## PROBLEM DESCRIPTION
In the material below, find all lines with the string "работ" and copy them.

[Start of DATASET ENTRIES]

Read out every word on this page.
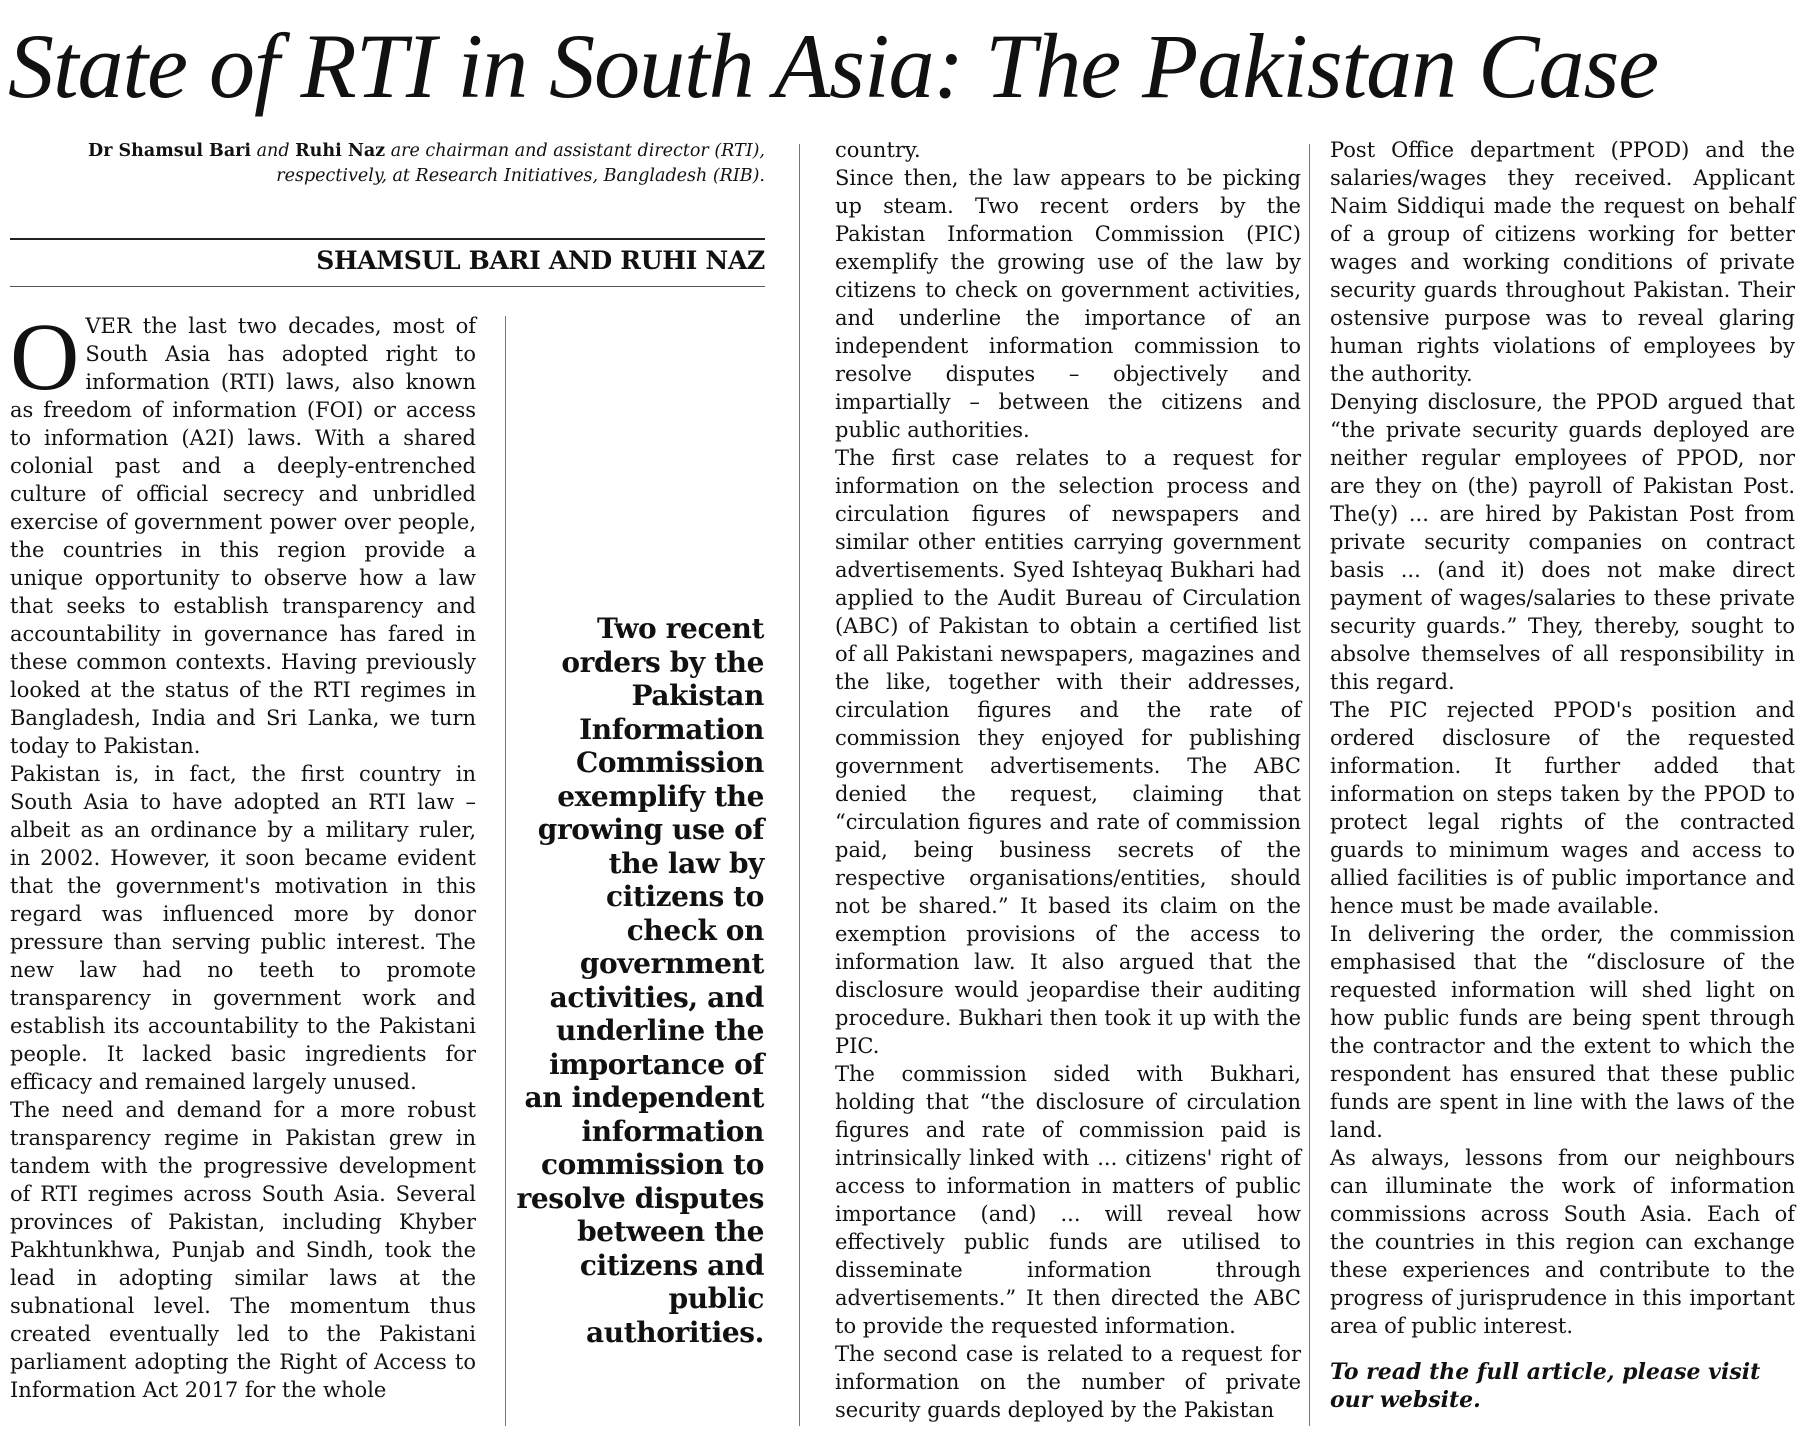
State of RTI in South Asia: The Pakistan Case

Dr Shamsul Bari and Ruhi Naz are chairman and assistant director (RTI), respectively, at Research Initiatives, Bangladesh (RIB).

SHAMSUL BARI AND RUHI NAZ

OVER the last two decades, most of South Asia has adopted right to information (RTI) laws, also known as freedom of information (FOI) or access to information (A2I) laws. With a shared colonial past and a deeply-entrenched culture of official secrecy and unbridled exercise of government power over people, the countries in this region provide a unique opportunity to observe how a law that seeks to establish transparency and accountability in governance has fared in these common contexts. Having previously looked at the status of the RTI regimes in Bangladesh, India and Sri Lanka, we turn today to Pakistan.

Pakistan is, in fact, the first country in South Asia to have adopted an RTI law – albeit as an ordinance by a military ruler, in 2002. However, it soon became evident that the government's motivation in this regard was influenced more by donor pressure than serving public interest. The new law had no teeth to promote transparency in government work and establish its accountability to the Pakistani people. It lacked basic ingredients for efficacy and remained largely unused.

The need and demand for a more robust transparency regime in Pakistan grew in tandem with the progressive development of RTI regimes across South Asia. Several provinces of Pakistan, including Khyber Pakhtunkhwa, Punjab and Sindh, took the lead in adopting similar laws at the subnational level. The momentum thus created eventually led to the Pakistani parliament adopting the Right of Access to Information Act 2017 for the whole

Two recent orders by the Pakistan Information Commission exemplify the growing use of the law by citizens to check on government activities, and underline the importance of an independent information commission to resolve disputes between the citizens and public authorities.

country.

Since then, the law appears to be picking up steam. Two recent orders by the Pakistan Information Commission (PIC) exemplify the growing use of the law by citizens to check on government activities, and underline the importance of an independent information commission to resolve disputes – objectively and impartially – between the citizens and public authorities.

The first case relates to a request for information on the selection process and circulation figures of newspapers and similar other entities carrying government advertisements. Syed Ishteyaq Bukhari had applied to the Audit Bureau of Circulation (ABC) of Pakistan to obtain a certified list of all Pakistani newspapers, magazines and the like, together with their addresses, circulation figures and the rate of commission they enjoyed for publishing government advertisements. The ABC denied the request, claiming that “circulation figures and rate of commission paid, being business secrets of the respective organisations/entities, should not be shared.” It based its claim on the exemption provisions of the access to information law. It also argued that the disclosure would jeopardise their auditing procedure. Bukhari then took it up with the PIC.

The commission sided with Bukhari, holding that “the disclosure of circulation figures and rate of commission paid is intrinsically linked with ... citizens' right of access to information in matters of public importance (and) ... will reveal how effectively public funds are utilised to disseminate information through advertisements.” It then directed the ABC to provide the requested information.

The second case is related to a request for information on the number of private security guards deployed by the Pakistan

Post Office department (PPOD) and the salaries/wages they received. Applicant Naim Siddiqui made the request on behalf of a group of citizens working for better wages and working conditions of private security guards throughout Pakistan. Their ostensive purpose was to reveal glaring human rights violations of employees by the authority.

Denying disclosure, the PPOD argued that “the private security guards deployed are neither regular employees of PPOD, nor are they on (the) payroll of Pakistan Post. The(y) ... are hired by Pakistan Post from private security companies on contract basis ... (and it) does not make direct payment of wages/salaries to these private security guards.” They, thereby, sought to absolve themselves of all responsibility in this regard.

The PIC rejected PPOD's position and ordered disclosure of the requested information. It further added that information on steps taken by the PPOD to protect legal rights of the contracted guards to minimum wages and access to allied facilities is of public importance and hence must be made available.

In delivering the order, the commission emphasised that the “disclosure of the requested information will shed light on how public funds are being spent through the contractor and the extent to which the respondent has ensured that these public funds are spent in line with the laws of the land.

As always, lessons from our neighbours can illuminate the work of information commissions across South Asia. Each of the countries in this region can exchange these experiences and contribute to the progress of jurisprudence in this important area of public interest.

To read the full article, please visit our website.
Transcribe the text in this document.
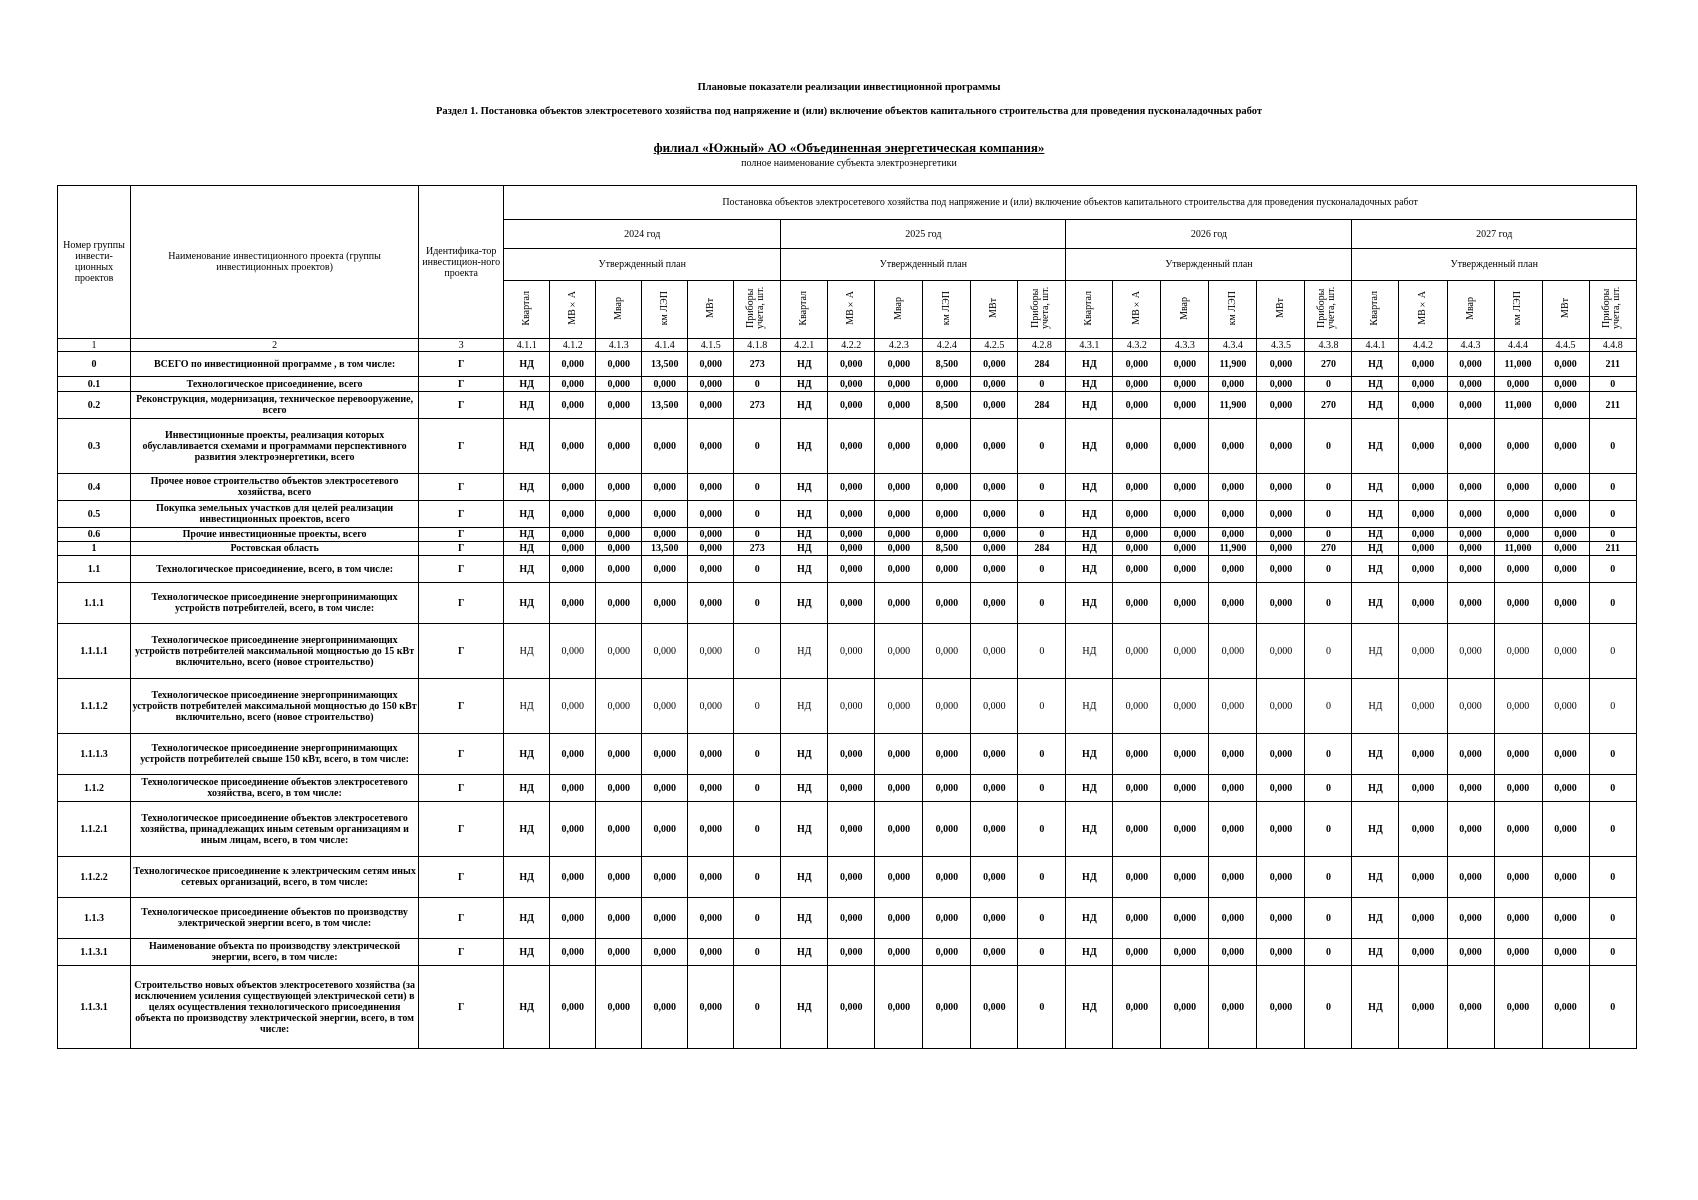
Плановые показатели реализации инвестиционной программы
Раздел 1. Постановка объектов электросетевого хозяйства под напряжение и (или) включение объектов капитального строительства для проведения пусконаладочных работ
филиал «Южный» АО «Объединенная энергетическая компания»
полное наименование субъекта электроэнергетики
Номер группы инвести-ционных проектов	Наименование инвестиционного проекта (группы инвестиционных проектов)	Идентифика-тор инвестицион-ного проекта	Постановка объектов электросетевого хозяйства под напряжение и (или) включение объектов капитального строительства для проведения пусконаладочных работ																							
			2024 год						2025 год						2026 год						2027 год					
			Утвержденный план						Утвержденный план						Утвержденный план						Утвержденный план					
			Квартал	МВ×А	Мвар	км ЛЭП	МВт	Приборы учета, шт.	Квартал	МВ×А	Мвар	км ЛЭП	МВт	Приборы учета, шт.	Квартал	МВ×А	Мвар	км ЛЭП	МВт	Приборы учета, шт.	Квартал	МВ×А	Мвар	км ЛЭП	МВт	Приборы учета, шт.
1	2	3	4.1.1	4.1.2	4.1.3	4.1.4	4.1.5	4.1.8	4.2.1	4.2.2	4.2.3	4.2.4	4.2.5	4.2.8	4.3.1	4.3.2	4.3.3	4.3.4	4.3.5	4.3.8	4.4.1	4.4.2	4.4.3	4.4.4	4.4.5	4.4.8
0	ВСЕГО по инвестиционной программе , в том числе:	Г	НД	0,000	0,000	13,500	0,000	273	НД	0,000	0,000	8,500	0,000	284	НД	0,000	0,000	11,900	0,000	270	НД	0,000	0,000	11,000	0,000	211
0.1	Технологическое присоединение, всего	Г	НД	0,000	0,000	0,000	0,000	0	НД	0,000	0,000	0,000	0,000	0	НД	0,000	0,000	0,000	0,000	0	НД	0,000	0,000	0,000	0,000	0
0.2	Реконструкция, модернизация, техническое перевооружение, всего	Г	НД	0,000	0,000	13,500	0,000	273	НД	0,000	0,000	8,500	0,000	284	НД	0,000	0,000	11,900	0,000	270	НД	0,000	0,000	11,000	0,000	211
0.3	Инвестиционные проекты, реализация которых обуславливается схемами и программами перспективного развития электроэнергетики, всего	Г	НД	0,000	0,000	0,000	0,000	0	НД	0,000	0,000	0,000	0,000	0	НД	0,000	0,000	0,000	0,000	0	НД	0,000	0,000	0,000	0,000	0
0.4	Прочее новое строительство объектов электросетевого хозяйства, всего	Г	НД	0,000	0,000	0,000	0,000	0	НД	0,000	0,000	0,000	0,000	0	НД	0,000	0,000	0,000	0,000	0	НД	0,000	0,000	0,000	0,000	0
0.5	Покупка земельных участков для целей реализации инвестиционных проектов, всего	Г	НД	0,000	0,000	0,000	0,000	0	НД	0,000	0,000	0,000	0,000	0	НД	0,000	0,000	0,000	0,000	0	НД	0,000	0,000	0,000	0,000	0
0.6	Прочие инвестиционные проекты, всего	Г	НД	0,000	0,000	0,000	0,000	0	НД	0,000	0,000	0,000	0,000	0	НД	0,000	0,000	0,000	0,000	0	НД	0,000	0,000	0,000	0,000	0
1	Ростовская область	Г	НД	0,000	0,000	13,500	0,000	273	НД	0,000	0,000	8,500	0,000	284	НД	0,000	0,000	11,900	0,000	270	НД	0,000	0,000	11,000	0,000	211
1.1	Технологическое присоединение, всего, в том числе:	Г	НД	0,000	0,000	0,000	0,000	0	НД	0,000	0,000	0,000	0,000	0	НД	0,000	0,000	0,000	0,000	0	НД	0,000	0,000	0,000	0,000	0
1.1.1	Технологическое присоединение энергопринимающих устройств потребителей, всего, в том числе:	Г	НД	0,000	0,000	0,000	0,000	0	НД	0,000	0,000	0,000	0,000	0	НД	0,000	0,000	0,000	0,000	0	НД	0,000	0,000	0,000	0,000	0
1.1.1.1	Технологическое присоединение энергопринимающих устройств потребителей максимальной мощностью до 15 кВт включительно, всего (новое строительство)	Г	НД	0,000	0,000	0,000	0,000	0	НД	0,000	0,000	0,000	0,000	0	НД	0,000	0,000	0,000	0,000	0	НД	0,000	0,000	0,000	0,000	0
1.1.1.2	Технологическое присоединение энергопринимающих устройств потребителей максимальной мощностью до 150 кВт включительно, всего (новое строительство)	Г	НД	0,000	0,000	0,000	0,000	0	НД	0,000	0,000	0,000	0,000	0	НД	0,000	0,000	0,000	0,000	0	НД	0,000	0,000	0,000	0,000	0
1.1.1.3	Технологическое присоединение энергопринимающих устройств потребителей свыше 150 кВт, всего, в том числе:	Г	НД	0,000	0,000	0,000	0,000	0	НД	0,000	0,000	0,000	0,000	0	НД	0,000	0,000	0,000	0,000	0	НД	0,000	0,000	0,000	0,000	0
1.1.2	Технологическое присоединение объектов электросетевого хозяйства, всего, в том числе:	Г	НД	0,000	0,000	0,000	0,000	0	НД	0,000	0,000	0,000	0,000	0	НД	0,000	0,000	0,000	0,000	0	НД	0,000	0,000	0,000	0,000	0
1.1.2.1	Технологическое присоединение объектов электросетевого хозяйства, принадлежащих иным сетевым организациям и иным лицам, всего, в том числе:	Г	НД	0,000	0,000	0,000	0,000	0	НД	0,000	0,000	0,000	0,000	0	НД	0,000	0,000	0,000	0,000	0	НД	0,000	0,000	0,000	0,000	0
1.1.2.2	Технологическое присоединение к электрическим сетям иных сетевых организаций, всего, в том числе:	Г	НД	0,000	0,000	0,000	0,000	0	НД	0,000	0,000	0,000	0,000	0	НД	0,000	0,000	0,000	0,000	0	НД	0,000	0,000	0,000	0,000	0
1.1.3	Технологическое присоединение объектов по производству электрической энергии всего, в том числе:	Г	НД	0,000	0,000	0,000	0,000	0	НД	0,000	0,000	0,000	0,000	0	НД	0,000	0,000	0,000	0,000	0	НД	0,000	0,000	0,000	0,000	0
1.1.3.1	Наименование объекта по производству электрической энергии, всего, в том числе:	Г	НД	0,000	0,000	0,000	0,000	0	НД	0,000	0,000	0,000	0,000	0	НД	0,000	0,000	0,000	0,000	0	НД	0,000	0,000	0,000	0,000	0
1.1.3.1	Строительство новых объектов электросетевого хозяйства (за исключением усиления существующей электрической сети) в целях осуществления технологического присоединения объекта по производству электрической энергии, всего, в том числе:	Г	НД	0,000	0,000	0,000	0,000	0	НД	0,000	0,000	0,000	0,000	0	НД	0,000	0,000	0,000	0,000	0	НД	0,000	0,000	0,000	0,000	0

[End of DATASET ENTRIES]

## RESPONSE FOR THIS EXERCISE
Раздел 1. Постановка объектов электросетевого хозяйства под напряжение и (или) включение объектов капитального строительства для проведения пусконаладочных работ
Номер группы инвести-ционных проектов	Наименование инвестиционного проекта (группы инвестиционных проектов)	Идентифика-тор инвестицион-ного проекта	Постановка объектов электросетевого хозяйства под напряжение и (или) включение объектов капитального строительства для проведения пусконаладочных работ																							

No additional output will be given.